__Task objective__.
Leave the pictures out, and retype all of the material exactly as written.

__The input__.
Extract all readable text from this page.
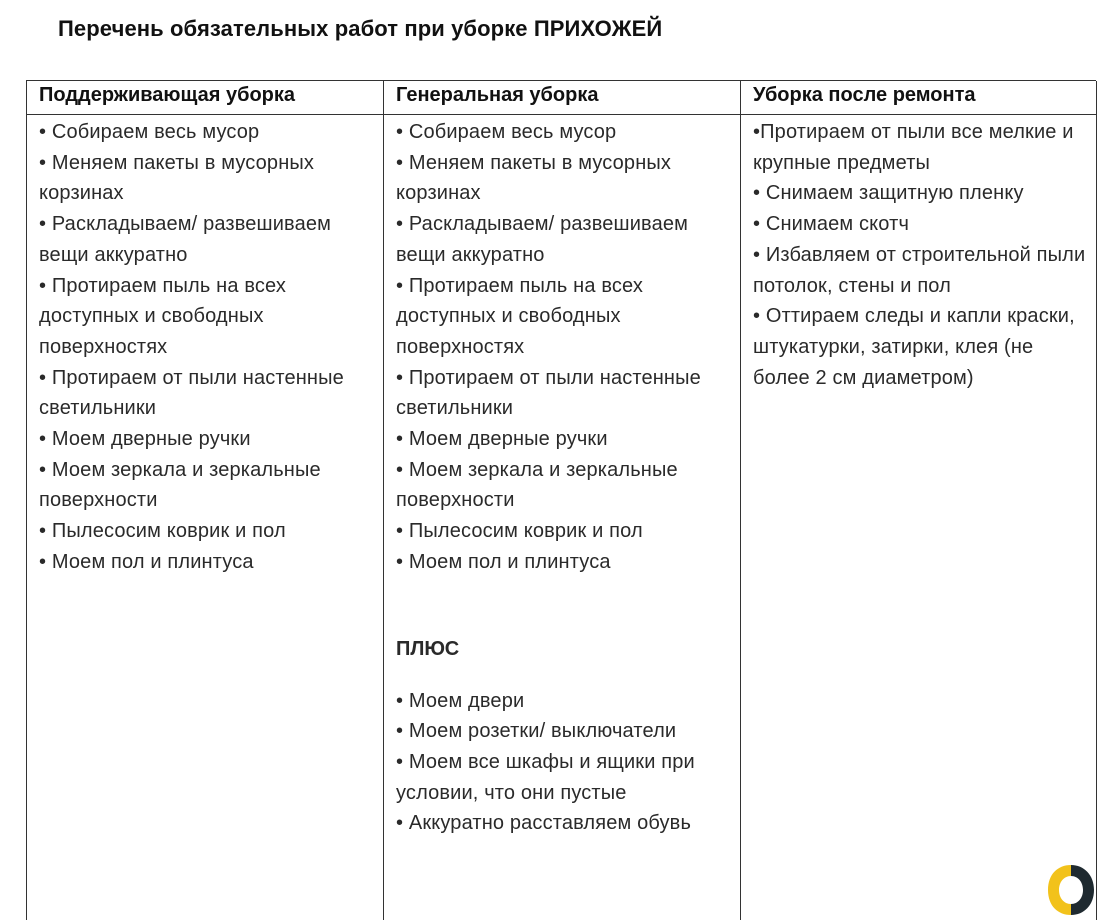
Перечень обязательных работ при уборке ПРИХОЖЕЙ
Поддерживающая уборка
• Собираем весь мусор
• Меняем пакеты в мусорных корзинах
• Раскладываем/ развешиваем вещи аккуратно
• Протираем пыль на всех доступных и свободных поверхностях
• Протираем от пыли настенные светильники
• Моем дверные ручки
• Моем зеркала и зеркальные поверхности
• Пылесосим коврик и пол
• Моем пол и плинтуса
Генеральная уборка
• Собираем весь мусор
• Меняем пакеты в мусорных корзинах
• Раскладываем/ развешиваем вещи аккуратно
• Протираем пыль на всех доступных и свободных поверхностях
• Протираем от пыли настенные светильники
• Моем дверные ручки
• Моем зеркала и зеркальные поверхности
• Пылесосим коврик и пол
• Моем пол и плинтуса
ПЛЮС
• Моем двери
• Моем розетки/ выключатели
• Моем все шкафы и ящики при условии, что они пустые
• Аккуратно расставляем обувь
Уборка после ремонта
•Протираем от пыли все мелкие и крупные предметы
• Снимаем защитную пленку
• Снимаем скотч
• Избавляем от строительной пыли потолок, стены и пол
• Оттираем следы и капли краски, штукатурки, затирки, клея (не более 2 см диаметром)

__Completed exercise__.
Extract all readable text from this page.
Перечень обязательных работ при уборке ПРИХОЖЕЙ
Поддерживающая уборка
• Собираем весь мусор
• Меняем пакеты в мусорных корзинах
• Раскладываем/ развешиваем вещи аккуратно
• Протираем пыль на всех доступных и свободных поверхностях
• Протираем от пыли настенные светильники
• Моем дверные ручки
• Моем зеркала и зеркальные поверхности
• Пылесосим коврик и пол
• Моем пол и плинтуса
Генеральная уборка
• Собираем весь мусор
• Меняем пакеты в мусорных корзинах
• Раскладываем/ развешиваем вещи аккуратно
• Протираем пыль на всех доступных и свободных поверхностях
• Протираем от пыли настенные светильники
• Моем дверные ручки
• Моем зеркала и зеркальные поверхности
• Пылесосим коврик и пол
• Моем пол и плинтуса
ПЛЮС
• Моем двери
• Моем розетки/ выключатели
• Моем все шкафы и ящики при условии, что они пустые
• Аккуратно расставляем обувь
Уборка после ремонта
•Протираем от пыли все мелкие и крупные предметы
• Снимаем защитную пленку
• Снимаем скотч
• Избавляем от строительной пыли потолок, стены и пол
• Оттираем следы и капли краски, штукатурки, затирки, клея (не более 2 см диаметром)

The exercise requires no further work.